• [Task description]:
Could you restate the entries below word for word and leave the images out?

Saved entries:
------------------------------------------------------------------------
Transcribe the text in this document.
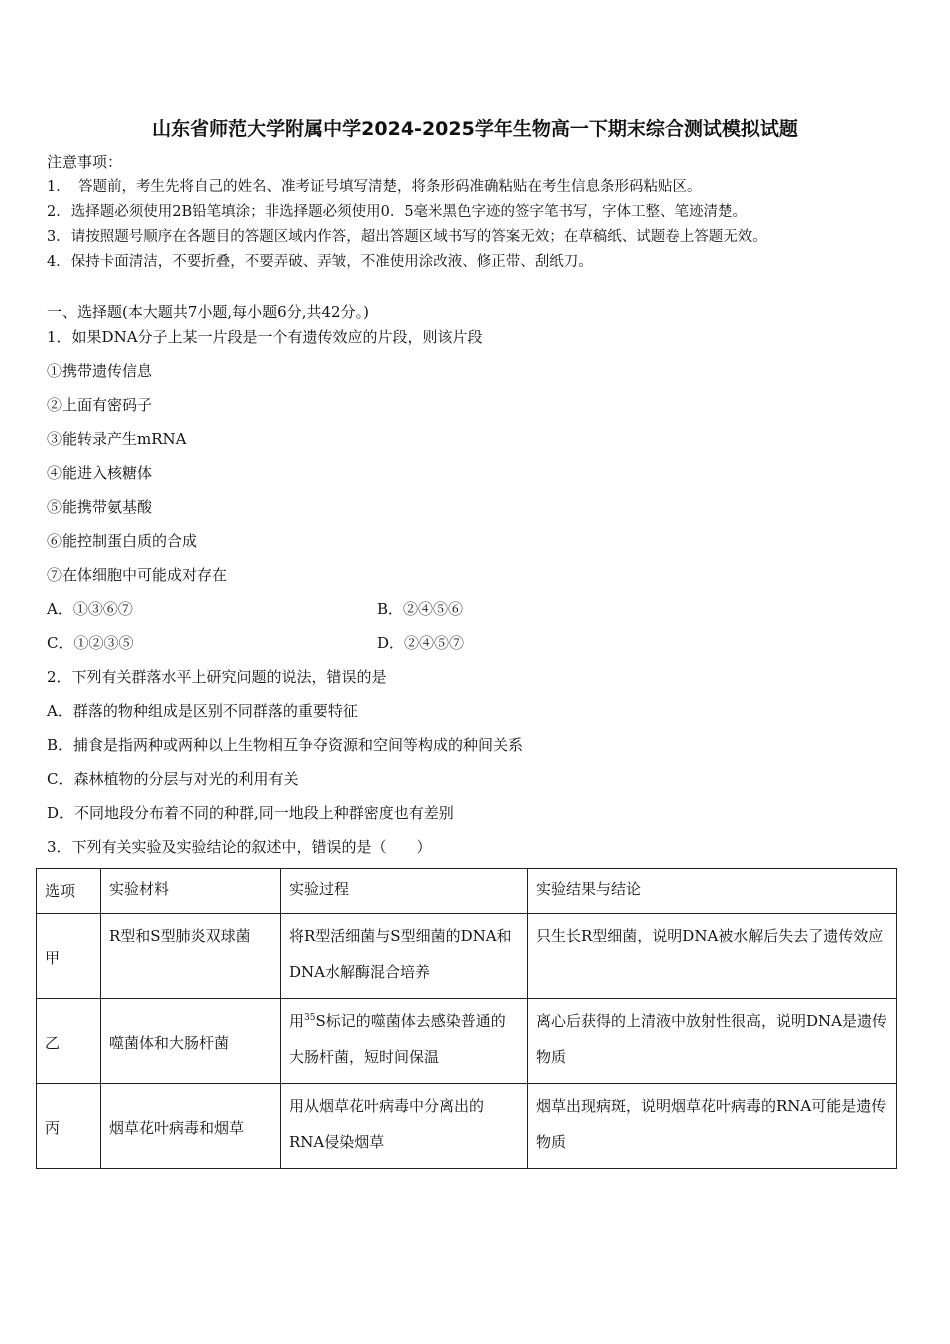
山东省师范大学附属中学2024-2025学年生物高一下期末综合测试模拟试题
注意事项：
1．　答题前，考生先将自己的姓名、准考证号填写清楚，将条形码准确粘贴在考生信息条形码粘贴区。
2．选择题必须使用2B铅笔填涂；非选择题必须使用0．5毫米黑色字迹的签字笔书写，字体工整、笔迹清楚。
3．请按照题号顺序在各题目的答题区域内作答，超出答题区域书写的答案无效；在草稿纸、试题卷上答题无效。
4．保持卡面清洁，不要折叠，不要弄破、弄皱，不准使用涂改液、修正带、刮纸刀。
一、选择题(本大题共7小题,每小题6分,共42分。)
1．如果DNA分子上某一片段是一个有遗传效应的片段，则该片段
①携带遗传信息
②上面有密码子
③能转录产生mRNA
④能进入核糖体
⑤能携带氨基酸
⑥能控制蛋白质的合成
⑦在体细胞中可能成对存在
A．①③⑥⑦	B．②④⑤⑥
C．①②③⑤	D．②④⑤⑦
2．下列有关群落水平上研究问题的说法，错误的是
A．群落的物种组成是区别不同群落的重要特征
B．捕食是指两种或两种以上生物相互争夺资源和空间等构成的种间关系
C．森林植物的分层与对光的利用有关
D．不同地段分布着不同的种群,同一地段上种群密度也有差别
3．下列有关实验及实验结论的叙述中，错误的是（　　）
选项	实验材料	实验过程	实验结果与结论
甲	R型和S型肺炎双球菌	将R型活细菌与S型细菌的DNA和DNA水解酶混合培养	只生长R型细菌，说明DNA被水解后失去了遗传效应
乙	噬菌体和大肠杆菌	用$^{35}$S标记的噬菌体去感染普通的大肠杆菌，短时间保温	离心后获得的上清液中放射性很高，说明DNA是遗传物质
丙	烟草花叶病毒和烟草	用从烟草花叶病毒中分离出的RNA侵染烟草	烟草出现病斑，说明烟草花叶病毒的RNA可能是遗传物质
------------------------------------------------------------------------
• [Response to the exercise]:
Transcribe the text in this document.
山东省师范大学附属中学2024-2025学年生物高一下期末综合测试模拟试题
注意事项：
1．　答题前，考生先将自己的姓名、准考证号填写清楚，将条形码准确粘贴在考生信息条形码粘贴区。
2．选择题必须使用2B铅笔填涂；非选择题必须使用0．5毫米黑色字迹的签字笔书写，字体工整、笔迹清楚。
3．请按照题号顺序在各题目的答题区域内作答，超出答题区域书写的答案无效；在草稿纸、试题卷上答题无效。
4．保持卡面清洁，不要折叠，不要弄破、弄皱，不准使用涂改液、修正带、刮纸刀。
一、选择题(本大题共7小题,每小题6分,共42分。)
1．如果DNA分子上某一片段是一个有遗传效应的片段，则该片段
①携带遗传信息
②上面有密码子
③能转录产生mRNA
④能进入核糖体
⑤能携带氨基酸
⑥能控制蛋白质的合成
⑦在体细胞中可能成对存在
A．①③⑥⑦	B．②④⑤⑥
C．①②③⑤	D．②④⑤⑦
2．下列有关群落水平上研究问题的说法，错误的是
A．群落的物种组成是区别不同群落的重要特征
B．捕食是指两种或两种以上生物相互争夺资源和空间等构成的种间关系
C．森林植物的分层与对光的利用有关
D．不同地段分布着不同的种群,同一地段上种群密度也有差别
3．下列有关实验及实验结论的叙述中，错误的是（　　）
选项	实验材料	实验过程	实验结果与结论
甲	R型和S型肺炎双球菌	将R型活细菌与S型细菌的DNA和DNA水解酶混合培养	只生长R型细菌，说明DNA被水解后失去了遗传效应
乙	噬菌体和大肠杆菌	用$^{35}$S标记的噬菌体去感染普通的大肠杆菌，短时间保温	离心后获得的上清液中放射性很高，说明DNA是遗传物质
丙	烟草花叶病毒和烟草	用从烟草花叶病毒中分离出的RNA侵染烟草	烟草出现病斑，说明烟草花叶病毒的RNA可能是遗传物质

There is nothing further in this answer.